**BRIEF:**
Narrow the data below down to the lines containing "događaju".

──────────────────────────────

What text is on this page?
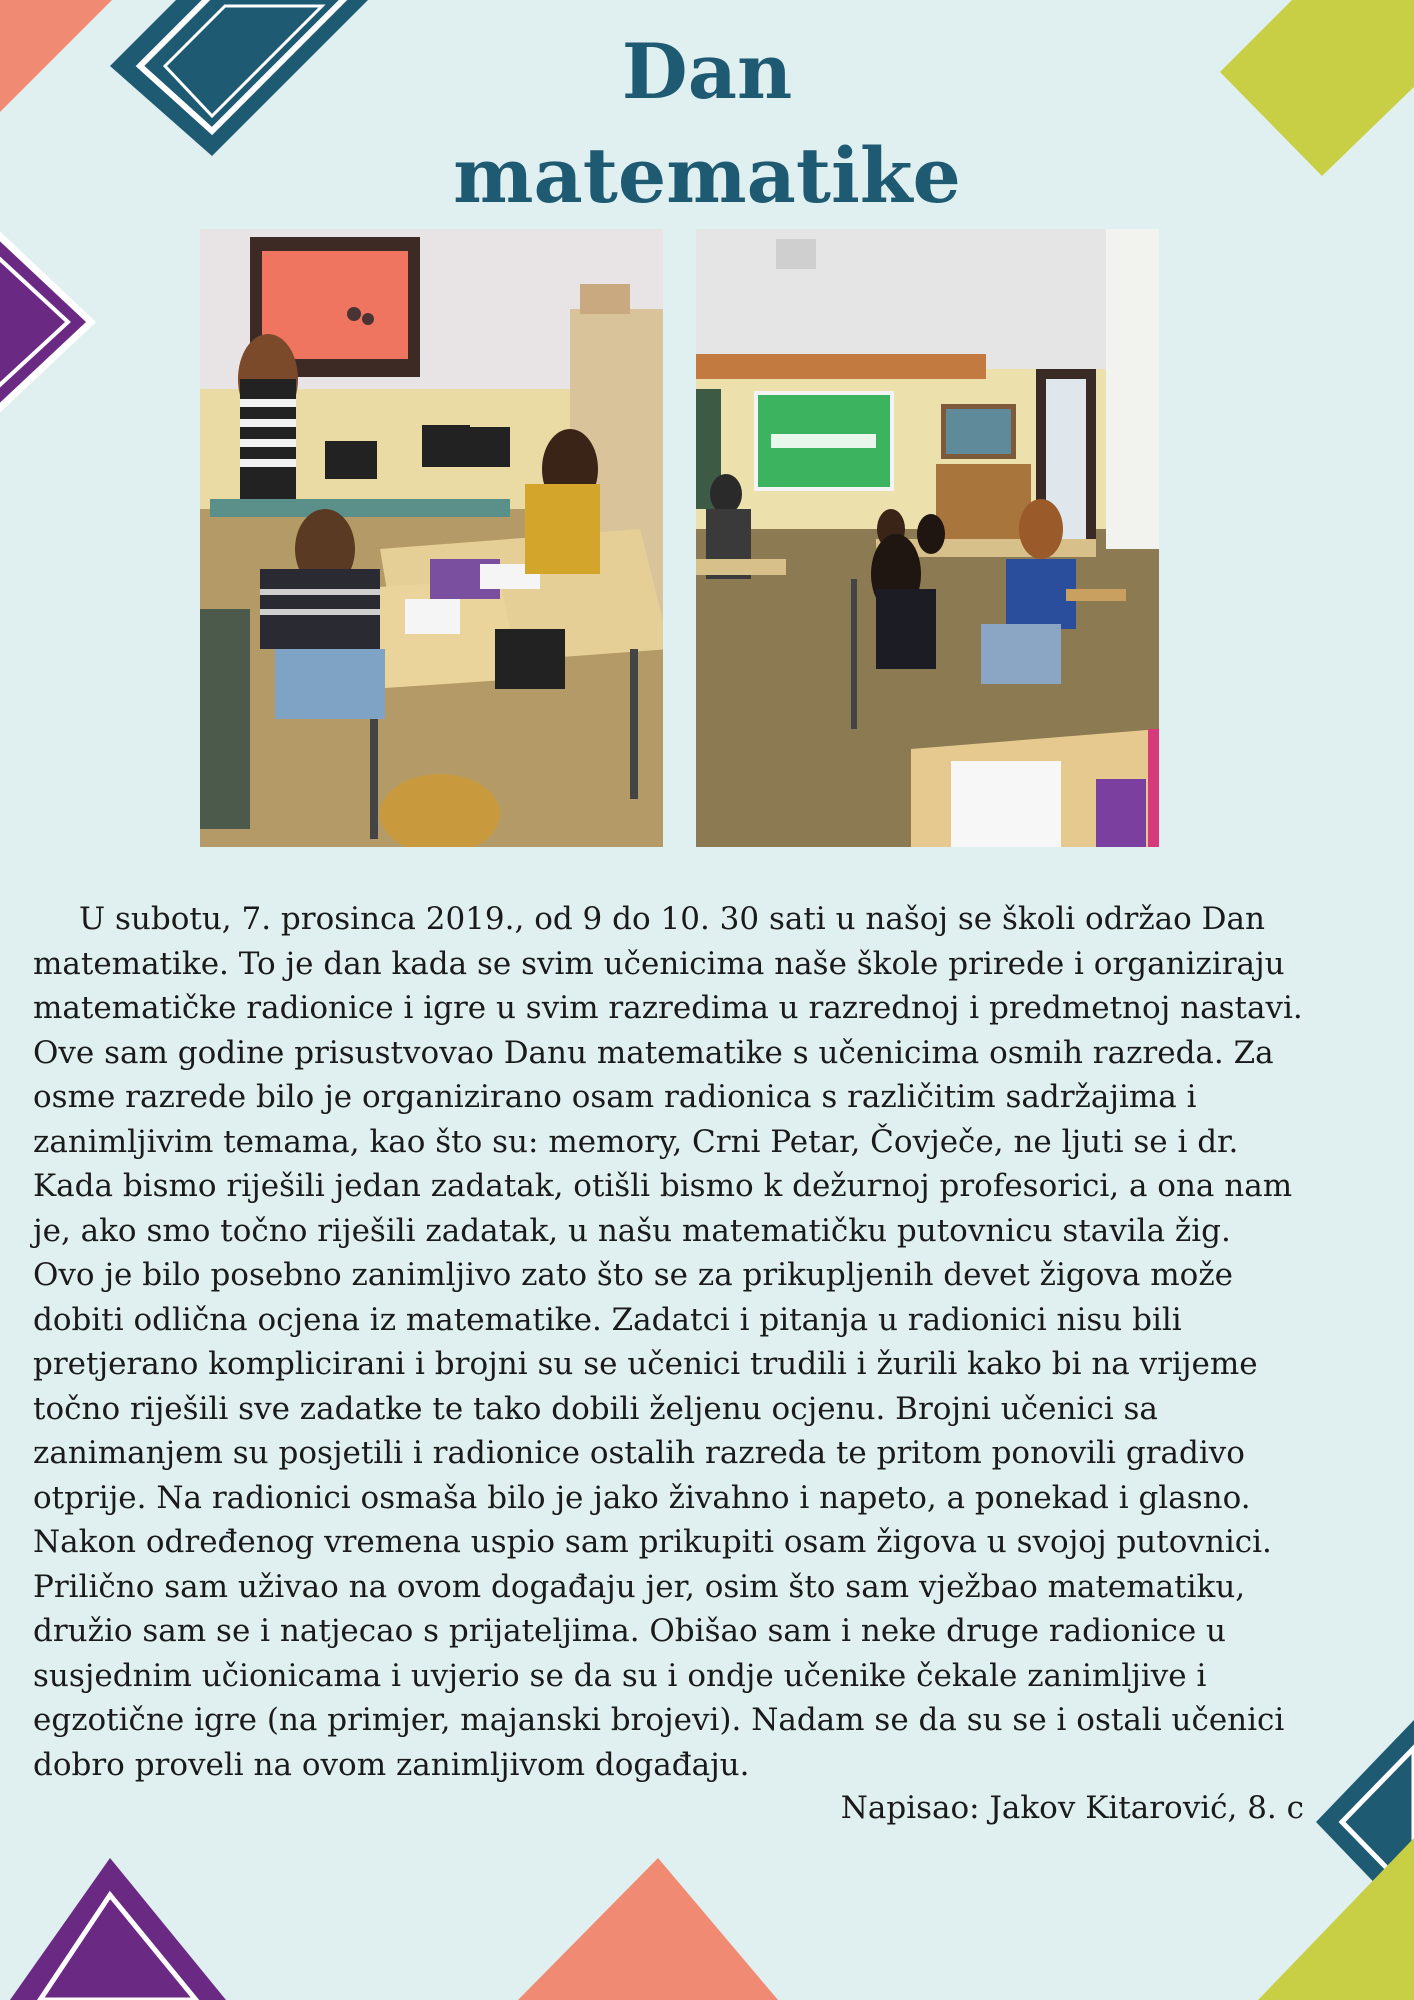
Dan
matematike
U subotu, 7. prosinca 2019., od 9 do 10. 30 sati u našoj se školi održao Dan
matematike. To je dan kada se svim učenicima naše škole prirede i organiziraju
matematičke radionice i igre u svim razredima u razrednoj i predmetnoj nastavi.
Ove sam godine prisustvovao Danu matematike s učenicima osmih razreda. Za
osme razrede bilo je organizirano osam radionica s različitim sadržajima i
zanimljivim temama, kao što su: memory, Crni Petar, Čovječe, ne ljuti se i dr.
Kada bismo riješili jedan zadatak, otišli bismo k dežurnoj profesorici, a ona nam
je, ako smo točno riješili zadatak, u našu matematičku putovnicu stavila žig.
Ovo je bilo posebno zanimljivo zato što se za prikupljenih devet žigova može
dobiti odlična ocjena iz matematike. Zadatci i pitanja u radionici nisu bili
pretjerano komplicirani i brojni su se učenici trudili i žurili kako bi na vrijeme
točno riješili sve zadatke te tako dobili željenu ocjenu. Brojni učenici sa
zanimanjem su posjetili i radionice ostalih razreda te pritom ponovili gradivo
otprije. Na radionici osmaša bilo je jako živahno i napeto, a ponekad i glasno.
Nakon određenog vremena uspio sam prikupiti osam žigova u svojoj putovnici.
Prilično sam uživao na ovom događaju jer, osim što sam vježbao matematiku,
družio sam se i natjecao s prijateljima. Obišao sam i neke druge radionice u
susjednim učionicama i uvjerio se da su i ondje učenike čekale zanimljive i
egzotične igre (na primjer, majanski brojevi). Nadam se da su se i ostali učenici
dobro proveli na ovom zanimljivom događaju.
Napisao: Jakov Kitarović, 8. c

──────────────────────────────

**SOLUTION TO THIS PROBLEM:**
Prilično sam uživao na ovom događaju jer, osim što sam vježbao matematiku,
dobro proveli na ovom zanimljivom događaju.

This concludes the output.